◆ **Stated problem A**
In the records, write out every line from the line with "x-tick-label: 0326 bbox=[136, 257, 164, 270]" to the line with "x-tick-label: 0521 bbox=[469, 257, 498, 270]", including both of those lines, without changing anything.
### Reading passage
One option is to provide a VPN connection. While this might seem like a quick solution, the fact remains you probably didn’t plan your VPN infrastructure to scale to the number of workers that you will find are working remotely all at once. Also, you need to consider the security exposure that leaves you with so many more remote folks with access to your entire corporate network. If you must use a VPN, at least consider implementing multi-factor authentication at the VPN.
A better solution is to provide access directly to the applications through an application gateway and limit access to only those employees that need it. This approach can eliminate the risk inherent in VPN solutions with secure, behind-the-firewall access to on-premises applications. And by using a cloud-based app gateway there is no hardware to install or maintain, no firewall rules to change, and no need to provide full network access for external users.
While adopting cloud apps made working from home or remotely easier than ever before, the growth in the number of associated accounts created many headaches for users who frequently forget their passwords or lock their accounts. And IT is burdened not only by correcting these mistakes but also with provisioning and deprovisioning the accounts manually across all of these apps.
With Single Sign-on (SSO), access to applications is simplified, as users log in once to a web portal to request access to all the resources and assigned applications needed to do their jobs. You can also install a lightweight Windows service that connects to your Active Directory or LDAP proxy, so on-premises user repositories can easily be used.
######
### Stored data
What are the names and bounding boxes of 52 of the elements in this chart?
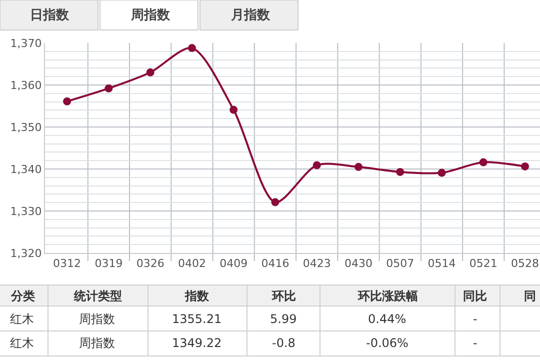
x-tick-label: 0326 bbox=[136, 257, 164, 270]
x-tick-label: 0514 bbox=[428, 257, 456, 270]
point bbox=[312, 161, 321, 170]
text: 周指数 bbox=[79, 312, 115, 326]
x-tick-label: 0423 bbox=[302, 257, 331, 270]
x-tick-label: 0507 bbox=[386, 257, 414, 270]
point bbox=[354, 162, 362, 171]
text: -0.8 bbox=[272, 336, 296, 350]
text: 1355.21 bbox=[172, 312, 222, 326]
y-tick-label: 1,340 bbox=[10, 162, 42, 176]
point bbox=[146, 68, 154, 76]
text: 同 bbox=[524, 289, 536, 303]
text: 月指数 bbox=[230, 8, 271, 23]
x-tick-label: 0402 bbox=[178, 257, 206, 270]
text: 红木 bbox=[10, 336, 34, 350]
x-tick-label: 0521 bbox=[469, 257, 498, 270]
point bbox=[188, 44, 196, 52]
x-tick-label: 0319 bbox=[94, 257, 123, 270]
y-tick-label: 1,320 bbox=[10, 246, 42, 260]
text: 环比涨跌幅 bbox=[357, 289, 418, 303]
text: 环比 bbox=[271, 289, 296, 303]
point bbox=[104, 84, 113, 92]
text: 周指数 bbox=[79, 336, 115, 350]
text: 日指数 bbox=[30, 8, 70, 23]
x-tick-label: 0409 bbox=[220, 257, 248, 270]
text: -0.06% bbox=[366, 336, 408, 350]
y-tick-label: 1,360 bbox=[10, 78, 42, 92]
text: 同比 bbox=[463, 289, 487, 303]
point bbox=[479, 158, 488, 166]
text: - bbox=[473, 336, 478, 350]
y-tick-label: 1,330 bbox=[10, 204, 42, 218]
x-tick-label: 0430 bbox=[344, 257, 372, 270]
text: 1349.22 bbox=[172, 336, 222, 350]
text: 5.99 bbox=[270, 312, 297, 326]
text: 周指数 bbox=[130, 8, 171, 23]
text: 指数 bbox=[184, 289, 210, 303]
text: 分类 bbox=[10, 289, 35, 303]
point bbox=[230, 106, 238, 114]
x-tick-label: 0416 bbox=[261, 257, 290, 270]
point bbox=[271, 198, 280, 206]
text: 红木 bbox=[10, 312, 34, 326]
point bbox=[438, 168, 446, 177]
text: - bbox=[473, 312, 478, 326]
point bbox=[396, 168, 404, 176]
y-tick-label: 1,350 bbox=[10, 120, 42, 134]
y-tick-label: 1,370 bbox=[10, 36, 42, 50]
text: 0.44% bbox=[368, 312, 406, 326]
point bbox=[521, 162, 530, 170]
text: 统计类型 bbox=[73, 289, 122, 303]
x-tick-label: 0528 bbox=[511, 257, 540, 270]
x-tick-label: 0312 bbox=[53, 257, 82, 270]
point bbox=[63, 97, 72, 106]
######
◆ **Stated problem B**
Reproduce the whole passage on remote access to applications, word for word.

◆ **Exercise output A**
x-tick-label: 0326 bbox=[136, 257, 164, 270]
x-tick-label: 0514 bbox=[428, 257, 456, 270]
point bbox=[312, 161, 321, 170]
text: 周指数 bbox=[79, 312, 115, 326]
x-tick-label: 0423 bbox=[302, 257, 331, 270]
x-tick-label: 0507 bbox=[386, 257, 414, 270]
point bbox=[354, 162, 362, 171]
text: -0.8 bbox=[272, 336, 296, 350]
text: 1355.21 bbox=[172, 312, 222, 326]
y-tick-label: 1,340 bbox=[10, 162, 42, 176]
point bbox=[146, 68, 154, 76]
text: 同 bbox=[524, 289, 536, 303]
text: 月指数 bbox=[230, 8, 271, 23]
x-tick-label: 0402 bbox=[178, 257, 206, 270]
text: 红木 bbox=[10, 336, 34, 350]
x-tick-label: 0521 bbox=[469, 257, 498, 270]

◆ **Exercise output B**
One option is to provide a VPN connection. While this might seem like a quick solution, the fact remains you probably didn’t plan your VPN infrastructure to scale to the number of workers that you will find are working remotely all at once. Also, you need to consider the security exposure that leaves you with so many more remote folks with access to your entire corporate network. If you must use a VPN, at least consider implementing multi-factor authentication at the VPN.
A better solution is to provide access directly to the applications through an application gateway and limit access to only those employees that need it. This approach can eliminate the risk inherent in VPN solutions with secure, behind-the-firewall access to on-premises applications. And by using a cloud-based app gateway there is no hardware to install or maintain, no firewall rules to change, and no need to provide full network access for external users.
While adopting cloud apps made working from home or remotely easier than ever before, the growth in the number of associated accounts created many headaches for users who frequently forget their passwords or lock their accounts. And IT is burdened not only by correcting these mistakes but also with provisioning and deprovisioning the accounts manually across all of these apps.
With Single Sign-on (SSO), access to applications is simplified, as users log in once to a web portal to request access to all the resources and assigned applications needed to do their jobs. You can also install a lightweight Windows service that connects to your Active Directory or LDAP proxy, so on-premises user repositories can easily be used.